▶ **What the exercise asks**: Show every line that has the string "Professor" in it.

▶ **Source records**:
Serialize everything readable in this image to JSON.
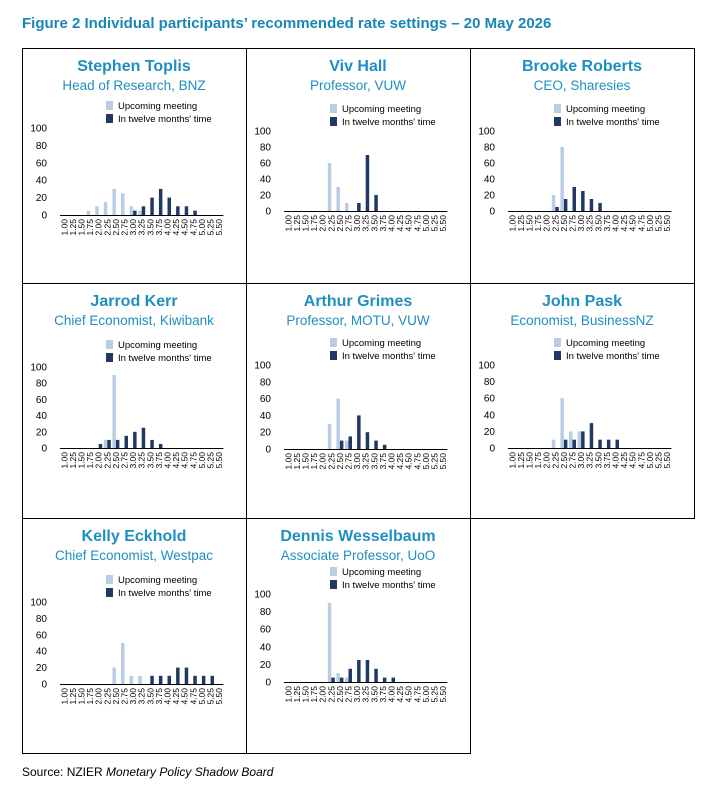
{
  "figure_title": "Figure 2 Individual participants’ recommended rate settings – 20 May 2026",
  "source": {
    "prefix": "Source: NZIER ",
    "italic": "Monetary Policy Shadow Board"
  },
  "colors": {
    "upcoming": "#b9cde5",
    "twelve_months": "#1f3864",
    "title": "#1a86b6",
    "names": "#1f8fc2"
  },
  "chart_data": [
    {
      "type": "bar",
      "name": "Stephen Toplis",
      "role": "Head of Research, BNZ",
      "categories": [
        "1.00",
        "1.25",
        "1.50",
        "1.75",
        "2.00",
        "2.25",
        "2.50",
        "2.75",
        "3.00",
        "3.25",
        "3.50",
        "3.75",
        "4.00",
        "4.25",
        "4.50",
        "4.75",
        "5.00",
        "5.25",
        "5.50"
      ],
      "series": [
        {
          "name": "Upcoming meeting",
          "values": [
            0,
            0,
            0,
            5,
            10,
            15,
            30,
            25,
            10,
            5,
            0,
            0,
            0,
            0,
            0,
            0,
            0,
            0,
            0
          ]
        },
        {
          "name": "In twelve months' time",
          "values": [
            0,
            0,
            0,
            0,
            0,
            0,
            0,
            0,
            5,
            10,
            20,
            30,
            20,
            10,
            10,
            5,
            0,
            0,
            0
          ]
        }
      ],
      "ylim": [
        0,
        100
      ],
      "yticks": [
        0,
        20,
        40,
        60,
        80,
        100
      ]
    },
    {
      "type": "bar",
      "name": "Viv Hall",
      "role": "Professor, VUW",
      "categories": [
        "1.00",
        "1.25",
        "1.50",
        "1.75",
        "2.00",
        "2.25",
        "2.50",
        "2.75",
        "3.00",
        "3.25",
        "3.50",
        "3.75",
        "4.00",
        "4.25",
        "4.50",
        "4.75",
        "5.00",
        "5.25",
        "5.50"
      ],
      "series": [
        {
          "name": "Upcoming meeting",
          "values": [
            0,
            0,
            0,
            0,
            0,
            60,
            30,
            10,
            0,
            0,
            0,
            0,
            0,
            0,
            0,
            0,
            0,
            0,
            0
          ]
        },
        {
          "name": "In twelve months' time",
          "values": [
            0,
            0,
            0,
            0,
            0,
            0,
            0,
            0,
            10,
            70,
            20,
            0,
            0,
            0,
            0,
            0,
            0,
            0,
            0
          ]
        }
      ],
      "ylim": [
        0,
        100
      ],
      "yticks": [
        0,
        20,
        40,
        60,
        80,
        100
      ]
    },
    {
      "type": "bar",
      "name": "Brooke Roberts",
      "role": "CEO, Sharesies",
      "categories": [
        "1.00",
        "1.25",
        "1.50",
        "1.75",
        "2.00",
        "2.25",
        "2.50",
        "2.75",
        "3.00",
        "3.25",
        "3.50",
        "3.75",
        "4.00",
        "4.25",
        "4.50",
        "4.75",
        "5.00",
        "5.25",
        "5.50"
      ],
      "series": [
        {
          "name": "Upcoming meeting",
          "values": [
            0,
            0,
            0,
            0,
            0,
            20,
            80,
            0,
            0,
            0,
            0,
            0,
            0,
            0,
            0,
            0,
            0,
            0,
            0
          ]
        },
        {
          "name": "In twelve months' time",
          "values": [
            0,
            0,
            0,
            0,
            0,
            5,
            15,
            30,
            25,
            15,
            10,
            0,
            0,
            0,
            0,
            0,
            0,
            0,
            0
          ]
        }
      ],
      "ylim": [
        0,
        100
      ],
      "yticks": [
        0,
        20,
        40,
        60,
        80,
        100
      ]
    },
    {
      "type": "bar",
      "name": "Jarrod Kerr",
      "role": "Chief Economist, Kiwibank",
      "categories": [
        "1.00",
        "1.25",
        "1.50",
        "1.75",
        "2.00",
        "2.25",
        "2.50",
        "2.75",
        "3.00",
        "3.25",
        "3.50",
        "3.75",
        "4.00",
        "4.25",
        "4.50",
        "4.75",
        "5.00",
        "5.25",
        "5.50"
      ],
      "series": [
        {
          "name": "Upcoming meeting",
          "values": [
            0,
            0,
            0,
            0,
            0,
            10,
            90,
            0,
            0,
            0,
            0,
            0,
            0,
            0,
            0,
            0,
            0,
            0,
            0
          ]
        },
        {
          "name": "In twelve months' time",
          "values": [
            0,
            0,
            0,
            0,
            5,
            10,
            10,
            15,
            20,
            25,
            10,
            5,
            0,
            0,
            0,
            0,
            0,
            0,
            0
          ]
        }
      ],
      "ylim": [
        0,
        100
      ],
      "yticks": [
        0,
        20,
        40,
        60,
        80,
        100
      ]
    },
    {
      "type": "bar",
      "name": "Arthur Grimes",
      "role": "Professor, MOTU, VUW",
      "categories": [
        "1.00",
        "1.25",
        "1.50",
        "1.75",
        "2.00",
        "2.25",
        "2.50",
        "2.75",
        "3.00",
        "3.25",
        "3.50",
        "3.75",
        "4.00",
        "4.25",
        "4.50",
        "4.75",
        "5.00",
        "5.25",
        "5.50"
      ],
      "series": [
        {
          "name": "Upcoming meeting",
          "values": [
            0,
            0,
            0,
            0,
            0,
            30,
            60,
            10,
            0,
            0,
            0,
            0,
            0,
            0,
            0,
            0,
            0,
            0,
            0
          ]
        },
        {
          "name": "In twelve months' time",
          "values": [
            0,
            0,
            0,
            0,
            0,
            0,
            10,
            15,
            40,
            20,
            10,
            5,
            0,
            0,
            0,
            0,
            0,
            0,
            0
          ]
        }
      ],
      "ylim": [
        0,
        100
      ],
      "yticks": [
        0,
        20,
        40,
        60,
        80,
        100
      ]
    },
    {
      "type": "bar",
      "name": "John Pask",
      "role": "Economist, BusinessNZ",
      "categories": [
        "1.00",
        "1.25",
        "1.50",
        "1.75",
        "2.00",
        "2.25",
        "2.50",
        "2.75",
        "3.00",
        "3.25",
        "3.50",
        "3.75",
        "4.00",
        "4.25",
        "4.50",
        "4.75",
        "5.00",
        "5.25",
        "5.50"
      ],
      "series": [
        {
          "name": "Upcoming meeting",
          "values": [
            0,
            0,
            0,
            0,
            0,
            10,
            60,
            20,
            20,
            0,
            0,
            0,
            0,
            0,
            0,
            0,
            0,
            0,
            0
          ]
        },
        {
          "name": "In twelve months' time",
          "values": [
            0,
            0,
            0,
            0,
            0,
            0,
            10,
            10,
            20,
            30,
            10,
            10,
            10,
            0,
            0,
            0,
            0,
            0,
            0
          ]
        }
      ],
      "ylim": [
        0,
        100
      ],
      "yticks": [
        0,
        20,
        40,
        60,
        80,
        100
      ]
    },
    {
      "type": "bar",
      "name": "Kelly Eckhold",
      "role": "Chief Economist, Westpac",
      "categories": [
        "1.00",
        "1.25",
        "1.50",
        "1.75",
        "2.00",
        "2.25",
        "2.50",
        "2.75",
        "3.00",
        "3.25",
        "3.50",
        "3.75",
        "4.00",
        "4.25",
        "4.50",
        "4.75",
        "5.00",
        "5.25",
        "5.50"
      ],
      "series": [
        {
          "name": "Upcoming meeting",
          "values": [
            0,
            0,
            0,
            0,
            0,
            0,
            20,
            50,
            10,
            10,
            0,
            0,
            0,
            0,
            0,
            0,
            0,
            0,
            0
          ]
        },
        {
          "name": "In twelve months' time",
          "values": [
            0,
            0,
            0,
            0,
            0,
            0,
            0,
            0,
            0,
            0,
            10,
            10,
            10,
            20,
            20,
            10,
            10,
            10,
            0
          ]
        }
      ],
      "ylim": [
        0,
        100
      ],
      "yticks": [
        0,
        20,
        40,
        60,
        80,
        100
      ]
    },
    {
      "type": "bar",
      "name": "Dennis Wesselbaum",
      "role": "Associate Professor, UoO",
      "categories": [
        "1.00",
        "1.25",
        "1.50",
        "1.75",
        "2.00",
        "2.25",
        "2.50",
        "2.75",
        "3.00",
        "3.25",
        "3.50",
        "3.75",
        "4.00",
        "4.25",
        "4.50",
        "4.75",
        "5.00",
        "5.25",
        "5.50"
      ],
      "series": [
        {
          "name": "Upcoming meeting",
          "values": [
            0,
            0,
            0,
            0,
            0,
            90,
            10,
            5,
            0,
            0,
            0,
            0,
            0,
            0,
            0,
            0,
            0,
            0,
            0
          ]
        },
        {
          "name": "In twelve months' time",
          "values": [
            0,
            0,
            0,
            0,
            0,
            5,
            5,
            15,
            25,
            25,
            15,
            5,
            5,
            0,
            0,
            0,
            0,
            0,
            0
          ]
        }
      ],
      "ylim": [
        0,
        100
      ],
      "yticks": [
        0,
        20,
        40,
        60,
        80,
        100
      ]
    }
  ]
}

▶ **Solved exercise**:
      "role": "Professor, VUW",
      "role": "Professor, MOTU, VUW",
      "role": "Associate Professor, UoO",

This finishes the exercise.